** Start **

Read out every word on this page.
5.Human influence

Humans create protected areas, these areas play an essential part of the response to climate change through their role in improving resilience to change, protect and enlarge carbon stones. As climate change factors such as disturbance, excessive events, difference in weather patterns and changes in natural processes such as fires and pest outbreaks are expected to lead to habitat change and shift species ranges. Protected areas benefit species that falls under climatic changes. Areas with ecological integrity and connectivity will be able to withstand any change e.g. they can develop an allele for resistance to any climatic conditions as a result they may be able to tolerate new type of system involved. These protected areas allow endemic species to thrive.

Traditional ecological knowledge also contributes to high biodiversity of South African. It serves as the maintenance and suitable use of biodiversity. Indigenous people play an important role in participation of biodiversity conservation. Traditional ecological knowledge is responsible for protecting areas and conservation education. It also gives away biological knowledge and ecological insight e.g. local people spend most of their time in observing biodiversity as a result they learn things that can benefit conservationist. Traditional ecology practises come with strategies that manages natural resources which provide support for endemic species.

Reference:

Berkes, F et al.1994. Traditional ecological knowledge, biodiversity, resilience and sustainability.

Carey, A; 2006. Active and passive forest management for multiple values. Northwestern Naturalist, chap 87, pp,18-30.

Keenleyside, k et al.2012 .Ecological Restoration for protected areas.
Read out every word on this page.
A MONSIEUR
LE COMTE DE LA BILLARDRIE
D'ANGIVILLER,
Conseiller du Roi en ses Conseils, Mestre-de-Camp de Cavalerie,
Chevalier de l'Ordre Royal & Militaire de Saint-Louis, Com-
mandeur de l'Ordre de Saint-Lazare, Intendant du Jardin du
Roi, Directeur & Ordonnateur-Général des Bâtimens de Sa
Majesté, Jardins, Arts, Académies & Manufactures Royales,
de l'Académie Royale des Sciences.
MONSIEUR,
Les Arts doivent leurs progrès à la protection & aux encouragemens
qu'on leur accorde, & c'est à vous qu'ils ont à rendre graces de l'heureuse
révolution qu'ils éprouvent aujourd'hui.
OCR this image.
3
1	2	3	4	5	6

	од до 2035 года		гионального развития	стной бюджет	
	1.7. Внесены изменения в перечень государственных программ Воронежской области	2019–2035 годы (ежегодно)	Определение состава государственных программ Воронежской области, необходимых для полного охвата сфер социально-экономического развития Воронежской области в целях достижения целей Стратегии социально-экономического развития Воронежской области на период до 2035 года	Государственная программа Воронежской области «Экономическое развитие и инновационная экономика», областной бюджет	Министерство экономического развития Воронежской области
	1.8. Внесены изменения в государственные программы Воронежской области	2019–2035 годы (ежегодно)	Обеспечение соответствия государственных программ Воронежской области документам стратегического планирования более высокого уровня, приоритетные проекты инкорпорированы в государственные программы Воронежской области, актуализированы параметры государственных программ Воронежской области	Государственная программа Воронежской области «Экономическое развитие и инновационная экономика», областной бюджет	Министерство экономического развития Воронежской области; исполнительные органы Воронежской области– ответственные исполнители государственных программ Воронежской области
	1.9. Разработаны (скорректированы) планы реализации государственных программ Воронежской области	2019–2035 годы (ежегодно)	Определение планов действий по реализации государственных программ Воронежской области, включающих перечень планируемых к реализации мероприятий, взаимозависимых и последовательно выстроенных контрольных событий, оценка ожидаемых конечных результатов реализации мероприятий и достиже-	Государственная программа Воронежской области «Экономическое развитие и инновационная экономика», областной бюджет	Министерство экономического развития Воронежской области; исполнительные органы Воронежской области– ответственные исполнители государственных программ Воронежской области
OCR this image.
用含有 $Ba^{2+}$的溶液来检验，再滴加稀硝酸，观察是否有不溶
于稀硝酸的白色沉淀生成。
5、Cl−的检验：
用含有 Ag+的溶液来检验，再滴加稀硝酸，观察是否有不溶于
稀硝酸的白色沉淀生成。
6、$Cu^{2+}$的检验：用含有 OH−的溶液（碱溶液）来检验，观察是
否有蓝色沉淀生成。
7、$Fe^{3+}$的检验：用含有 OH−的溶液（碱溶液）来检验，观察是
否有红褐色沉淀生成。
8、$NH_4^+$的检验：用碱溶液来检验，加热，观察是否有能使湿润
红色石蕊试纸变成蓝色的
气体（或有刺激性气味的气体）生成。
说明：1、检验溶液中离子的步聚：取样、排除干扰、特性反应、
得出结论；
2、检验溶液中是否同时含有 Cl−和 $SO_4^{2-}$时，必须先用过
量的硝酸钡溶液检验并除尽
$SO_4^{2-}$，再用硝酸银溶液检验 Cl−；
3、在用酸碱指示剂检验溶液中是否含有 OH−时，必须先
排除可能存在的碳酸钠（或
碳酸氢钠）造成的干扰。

** End **

Reproduce the data in its entirety, matching each character.

Read out every word on this page.
5.Human influence

Humans create protected areas, these areas play an essential part of the response to climate change through their role in improving resilience to change, protect and enlarge carbon stones. As climate change factors such as disturbance, excessive events, difference in weather patterns and changes in natural processes such as fires and pest outbreaks are expected to lead to habitat change and shift species ranges. Protected areas benefit species that falls under climatic changes. Areas with ecological integrity and connectivity will be able to withstand any change e.g. they can develop an allele for resistance to any climatic conditions as a result they may be able to tolerate new type of system involved. These protected areas allow endemic species to thrive.

Traditional ecological knowledge also contributes to high biodiversity of South African. It serves as the maintenance and suitable use of biodiversity. Indigenous people play an important role in participation of biodiversity conservation. Traditional ecological knowledge is responsible for protecting areas and conservation education. It also gives away biological knowledge and ecological insight e.g. local people spend most of their time in observing biodiversity as a result they learn things that can benefit conservationist. Traditional ecology practises come with strategies that manages natural resources which provide support for endemic species.

Reference:

Berkes, F et al.1994. Traditional ecological knowledge, biodiversity, resilience and sustainability.

Carey, A; 2006. Active and passive forest management for multiple values. Northwestern Naturalist, chap 87, pp,18-30.

Keenleyside, k et al.2012 .Ecological Restoration for protected areas.
Read out every word on this page.
A MONSIEUR
LE COMTE DE LA BILLARDRIE
D'ANGIVILLER,
Conseiller du Roi en ses Conseils, Mestre-de-Camp de Cavalerie,
Chevalier de l'Ordre Royal & Militaire de Saint-Louis, Com-
mandeur de l'Ordre de Saint-Lazare, Intendant du Jardin du
Roi, Directeur & Ordonnateur-Général des Bâtimens de Sa
Majesté, Jardins, Arts, Académies & Manufactures Royales,
de l'Académie Royale des Sciences.
MONSIEUR,
Les Arts doivent leurs progrès à la protection & aux encouragemens
qu'on leur accorde, & c'est à vous qu'ils ont à rendre graces de l'heureuse
révolution qu'ils éprouvent aujourd'hui.
OCR this image.
3
1	2	3	4	5	6

	од до 2035 года		гионального развития	стной бюджет	
	1.7. Внесены изменения в перечень государственных программ Воронежской области	2019–2035 годы (ежегодно)	Определение состава государственных программ Воронежской области, необходимых для полного охвата сфер социально-экономического развития Воронежской области в целях достижения целей Стратегии социально-экономического развития Воронежской области на период до 2035 года	Государственная программа Воронежской области «Экономическое развитие и инновационная экономика», областной бюджет	Министерство экономического развития Воронежской области
	1.8. Внесены изменения в государственные программы Воронежской области	2019–2035 годы (ежегодно)	Обеспечение соответствия государственных программ Воронежской области документам стратегического планирования более высокого уровня, приоритетные проекты инкорпорированы в государственные программы Воронежской области, актуализированы параметры государственных программ Воронежской области	Государственная программа Воронежской области «Экономическое развитие и инновационная экономика», областной бюджет	Министерство экономического развития Воронежской области; исполнительные органы Воронежской области– ответственные исполнители государственных программ Воронежской области
	1.9. Разработаны (скорректированы) планы реализации государственных программ Воронежской области	2019–2035 годы (ежегодно)	Определение планов действий по реализации государственных программ Воронежской области, включающих перечень планируемых к реализации мероприятий, взаимозависимых и последовательно выстроенных контрольных событий, оценка ожидаемых конечных результатов реализации мероприятий и достиже-	Государственная программа Воронежской области «Экономическое развитие и инновационная экономика», областной бюджет	Министерство экономического развития Воронежской области; исполнительные органы Воронежской области– ответственные исполнители государственных программ Воронежской области
OCR this image.
用含有 $Ba^{2+}$的溶液来检验，再滴加稀硝酸，观察是否有不溶
于稀硝酸的白色沉淀生成。
5、Cl−的检验：
用含有 Ag+的溶液来检验，再滴加稀硝酸，观察是否有不溶于
稀硝酸的白色沉淀生成。
6、$Cu^{2+}$的检验：用含有 OH−的溶液（碱溶液）来检验，观察是
否有蓝色沉淀生成。
7、$Fe^{3+}$的检验：用含有 OH−的溶液（碱溶液）来检验，观察是
否有红褐色沉淀生成。
8、$NH_4^+$的检验：用碱溶液来检验，加热，观察是否有能使湿润
红色石蕊试纸变成蓝色的
气体（或有刺激性气味的气体）生成。
说明：1、检验溶液中离子的步聚：取样、排除干扰、特性反应、
得出结论；
2、检验溶液中是否同时含有 Cl−和 $SO_4^{2-}$时，必须先用过
量的硝酸钡溶液检验并除尽
$SO_4^{2-}$，再用硝酸银溶液检验 Cl−；
3、在用酸碱指示剂检验溶液中是否含有 OH−时，必须先
排除可能存在的碳酸钠（或
碳酸氢钠）造成的干扰。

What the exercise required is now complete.